Dataset entries:
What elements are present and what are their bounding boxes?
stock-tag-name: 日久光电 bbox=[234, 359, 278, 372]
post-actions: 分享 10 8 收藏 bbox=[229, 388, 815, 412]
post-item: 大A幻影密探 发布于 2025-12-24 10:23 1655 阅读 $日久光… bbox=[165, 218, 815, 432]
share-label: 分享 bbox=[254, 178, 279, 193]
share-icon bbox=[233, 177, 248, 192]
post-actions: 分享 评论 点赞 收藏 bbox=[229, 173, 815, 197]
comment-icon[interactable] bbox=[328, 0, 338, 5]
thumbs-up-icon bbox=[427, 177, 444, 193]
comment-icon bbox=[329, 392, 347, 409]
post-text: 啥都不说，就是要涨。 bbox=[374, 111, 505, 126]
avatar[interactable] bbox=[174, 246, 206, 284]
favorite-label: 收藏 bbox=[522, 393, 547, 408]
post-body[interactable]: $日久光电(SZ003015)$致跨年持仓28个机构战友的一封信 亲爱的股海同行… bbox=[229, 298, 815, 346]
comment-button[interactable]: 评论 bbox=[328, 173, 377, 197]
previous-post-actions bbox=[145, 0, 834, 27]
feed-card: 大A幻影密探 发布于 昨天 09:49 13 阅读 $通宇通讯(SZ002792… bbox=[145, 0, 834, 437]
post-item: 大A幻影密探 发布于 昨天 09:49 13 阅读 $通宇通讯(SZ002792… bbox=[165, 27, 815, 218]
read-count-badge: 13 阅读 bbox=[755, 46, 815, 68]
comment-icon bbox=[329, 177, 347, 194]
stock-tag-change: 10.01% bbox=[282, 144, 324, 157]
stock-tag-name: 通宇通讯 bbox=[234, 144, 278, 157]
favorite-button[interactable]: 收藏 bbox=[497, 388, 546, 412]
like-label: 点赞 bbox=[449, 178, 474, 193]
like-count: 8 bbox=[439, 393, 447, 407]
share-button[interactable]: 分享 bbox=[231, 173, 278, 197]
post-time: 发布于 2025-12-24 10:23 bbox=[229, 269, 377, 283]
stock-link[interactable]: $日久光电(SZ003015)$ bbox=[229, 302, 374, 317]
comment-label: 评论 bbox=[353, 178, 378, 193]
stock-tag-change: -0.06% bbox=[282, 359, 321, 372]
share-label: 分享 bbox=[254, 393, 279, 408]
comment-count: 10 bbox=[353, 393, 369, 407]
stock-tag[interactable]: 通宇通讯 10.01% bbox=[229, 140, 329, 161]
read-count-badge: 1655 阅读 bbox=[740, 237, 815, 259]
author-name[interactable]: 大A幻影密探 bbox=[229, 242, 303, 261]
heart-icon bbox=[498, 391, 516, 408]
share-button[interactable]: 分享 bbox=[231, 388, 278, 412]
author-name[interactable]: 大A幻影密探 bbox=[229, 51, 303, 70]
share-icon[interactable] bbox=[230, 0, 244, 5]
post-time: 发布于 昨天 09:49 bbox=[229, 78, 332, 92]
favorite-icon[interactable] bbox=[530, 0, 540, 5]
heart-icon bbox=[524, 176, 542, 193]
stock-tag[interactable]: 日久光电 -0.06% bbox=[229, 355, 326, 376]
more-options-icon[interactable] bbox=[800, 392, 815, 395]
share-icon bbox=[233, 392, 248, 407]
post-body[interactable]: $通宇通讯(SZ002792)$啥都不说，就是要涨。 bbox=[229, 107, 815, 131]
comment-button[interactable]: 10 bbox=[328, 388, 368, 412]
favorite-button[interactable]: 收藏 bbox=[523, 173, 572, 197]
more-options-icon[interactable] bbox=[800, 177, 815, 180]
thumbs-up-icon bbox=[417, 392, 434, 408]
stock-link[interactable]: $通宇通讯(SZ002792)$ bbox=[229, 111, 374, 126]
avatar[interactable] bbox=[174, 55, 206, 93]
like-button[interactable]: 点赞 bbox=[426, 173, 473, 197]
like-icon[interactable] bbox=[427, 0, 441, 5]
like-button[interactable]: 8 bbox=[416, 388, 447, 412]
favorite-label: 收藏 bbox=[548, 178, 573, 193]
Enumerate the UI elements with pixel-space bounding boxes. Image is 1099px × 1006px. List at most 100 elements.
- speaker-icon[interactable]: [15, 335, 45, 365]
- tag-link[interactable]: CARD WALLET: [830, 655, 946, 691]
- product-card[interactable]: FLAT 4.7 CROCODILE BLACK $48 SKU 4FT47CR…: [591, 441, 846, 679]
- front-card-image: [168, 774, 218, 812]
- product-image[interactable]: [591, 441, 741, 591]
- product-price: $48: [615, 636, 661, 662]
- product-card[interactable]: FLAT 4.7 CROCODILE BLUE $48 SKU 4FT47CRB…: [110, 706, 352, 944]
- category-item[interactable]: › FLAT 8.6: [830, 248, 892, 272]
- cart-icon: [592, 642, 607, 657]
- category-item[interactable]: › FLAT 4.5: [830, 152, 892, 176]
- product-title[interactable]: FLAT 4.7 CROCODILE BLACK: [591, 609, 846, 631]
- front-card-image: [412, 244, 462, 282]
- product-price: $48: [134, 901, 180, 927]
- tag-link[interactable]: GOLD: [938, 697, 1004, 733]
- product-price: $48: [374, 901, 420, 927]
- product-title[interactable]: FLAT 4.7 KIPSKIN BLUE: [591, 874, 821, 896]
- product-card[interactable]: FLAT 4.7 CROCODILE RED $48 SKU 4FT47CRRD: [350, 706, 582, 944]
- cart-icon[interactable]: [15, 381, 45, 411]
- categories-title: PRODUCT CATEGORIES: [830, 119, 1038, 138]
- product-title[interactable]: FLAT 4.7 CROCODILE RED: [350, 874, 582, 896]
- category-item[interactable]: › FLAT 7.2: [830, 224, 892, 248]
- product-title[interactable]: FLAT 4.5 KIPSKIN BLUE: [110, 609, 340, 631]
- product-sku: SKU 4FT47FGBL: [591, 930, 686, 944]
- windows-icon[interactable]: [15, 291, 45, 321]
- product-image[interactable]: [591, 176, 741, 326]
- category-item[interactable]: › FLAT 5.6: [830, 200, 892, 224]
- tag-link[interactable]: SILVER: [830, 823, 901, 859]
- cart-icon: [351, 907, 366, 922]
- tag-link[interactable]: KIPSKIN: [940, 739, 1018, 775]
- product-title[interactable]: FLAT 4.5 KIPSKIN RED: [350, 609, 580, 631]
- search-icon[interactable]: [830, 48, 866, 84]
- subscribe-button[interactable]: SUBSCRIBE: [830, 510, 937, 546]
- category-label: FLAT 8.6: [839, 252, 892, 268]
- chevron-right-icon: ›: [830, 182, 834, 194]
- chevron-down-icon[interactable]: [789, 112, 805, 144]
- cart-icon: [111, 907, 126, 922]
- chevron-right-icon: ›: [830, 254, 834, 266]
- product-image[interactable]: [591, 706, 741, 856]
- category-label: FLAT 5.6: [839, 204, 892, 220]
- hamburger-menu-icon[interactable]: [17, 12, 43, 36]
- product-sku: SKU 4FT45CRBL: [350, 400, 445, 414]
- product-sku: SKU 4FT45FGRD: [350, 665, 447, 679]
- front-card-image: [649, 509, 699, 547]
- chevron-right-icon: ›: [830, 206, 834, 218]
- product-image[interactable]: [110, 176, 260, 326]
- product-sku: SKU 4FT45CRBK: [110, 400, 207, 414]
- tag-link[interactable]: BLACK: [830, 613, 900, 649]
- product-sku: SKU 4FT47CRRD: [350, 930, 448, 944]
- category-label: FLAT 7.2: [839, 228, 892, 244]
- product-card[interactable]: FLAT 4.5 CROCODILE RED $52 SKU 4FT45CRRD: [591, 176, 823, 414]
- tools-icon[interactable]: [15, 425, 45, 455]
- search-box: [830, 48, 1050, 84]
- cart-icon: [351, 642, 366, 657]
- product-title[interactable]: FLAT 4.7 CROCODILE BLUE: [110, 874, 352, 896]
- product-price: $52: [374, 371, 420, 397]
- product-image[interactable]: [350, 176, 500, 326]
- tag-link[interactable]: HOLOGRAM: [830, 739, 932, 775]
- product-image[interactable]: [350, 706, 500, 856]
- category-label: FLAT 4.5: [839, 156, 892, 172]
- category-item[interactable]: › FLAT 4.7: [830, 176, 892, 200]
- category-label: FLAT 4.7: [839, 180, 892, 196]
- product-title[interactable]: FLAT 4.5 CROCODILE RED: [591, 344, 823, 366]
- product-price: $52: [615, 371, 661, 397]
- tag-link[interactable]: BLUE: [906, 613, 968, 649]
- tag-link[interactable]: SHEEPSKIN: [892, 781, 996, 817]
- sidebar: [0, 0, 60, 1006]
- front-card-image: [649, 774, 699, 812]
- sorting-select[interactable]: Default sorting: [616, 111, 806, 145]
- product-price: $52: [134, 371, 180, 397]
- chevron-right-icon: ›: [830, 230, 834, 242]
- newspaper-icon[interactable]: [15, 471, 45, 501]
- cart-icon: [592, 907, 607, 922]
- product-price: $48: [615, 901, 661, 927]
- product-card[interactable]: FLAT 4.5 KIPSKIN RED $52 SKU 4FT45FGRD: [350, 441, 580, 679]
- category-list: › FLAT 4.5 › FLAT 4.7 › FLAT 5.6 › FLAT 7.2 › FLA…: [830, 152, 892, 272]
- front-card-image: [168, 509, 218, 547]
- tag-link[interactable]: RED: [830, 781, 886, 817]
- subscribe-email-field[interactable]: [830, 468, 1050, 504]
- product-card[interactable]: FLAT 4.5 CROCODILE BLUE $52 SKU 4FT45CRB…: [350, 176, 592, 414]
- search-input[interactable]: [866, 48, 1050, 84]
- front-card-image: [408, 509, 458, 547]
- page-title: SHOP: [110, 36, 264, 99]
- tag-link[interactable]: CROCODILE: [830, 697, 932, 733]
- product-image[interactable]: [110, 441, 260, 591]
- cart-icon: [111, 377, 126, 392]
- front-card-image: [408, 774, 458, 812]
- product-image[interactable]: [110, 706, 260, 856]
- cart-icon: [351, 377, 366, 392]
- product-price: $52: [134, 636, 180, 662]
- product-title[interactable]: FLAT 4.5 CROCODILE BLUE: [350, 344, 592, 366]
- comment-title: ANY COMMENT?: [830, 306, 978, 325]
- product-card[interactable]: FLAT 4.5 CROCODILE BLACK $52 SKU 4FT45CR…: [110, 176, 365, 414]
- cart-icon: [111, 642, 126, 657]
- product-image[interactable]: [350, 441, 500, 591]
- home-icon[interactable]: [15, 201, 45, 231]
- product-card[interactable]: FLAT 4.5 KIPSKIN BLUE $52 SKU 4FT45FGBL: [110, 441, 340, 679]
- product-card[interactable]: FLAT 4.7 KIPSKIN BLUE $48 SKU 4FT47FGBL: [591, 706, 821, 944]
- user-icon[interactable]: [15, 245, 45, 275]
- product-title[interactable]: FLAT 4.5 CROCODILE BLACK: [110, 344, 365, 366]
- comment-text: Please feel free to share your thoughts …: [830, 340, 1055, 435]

* **What is being asked**: Turn the lines of the records, starting from the first line and going on through the line with "post-text: 啥都不说，就是要涨。 bbox=[374, 111, 505, 126]", into a numbered list, leaving out any blank lines.

* **Answer to the task**:
1. What elements are present and what are their bounding boxes?
2. stock-tag-name: 日久光电 bbox=[234, 359, 278, 372]
3. post-actions: 分享 10 8 收藏 bbox=[229, 388, 815, 412]
4. post-item: 大A幻影密探 发布于 2025-12-24 10:23 1655 阅读 $日久光… bbox=[165, 218, 815, 432]
5. share-label: 分享 bbox=[254, 178, 279, 193]
6. share-icon bbox=[233, 177, 248, 192]
7. post-actions: 分享 评论 点赞 收藏 bbox=[229, 173, 815, 197]
8. comment-icon[interactable] bbox=[328, 0, 338, 5]
9. thumbs-up-icon bbox=[427, 177, 444, 193]
10. comment-icon bbox=[329, 392, 347, 409]
11. post-text: 啥都不说，就是要涨。 bbox=[374, 111, 505, 126]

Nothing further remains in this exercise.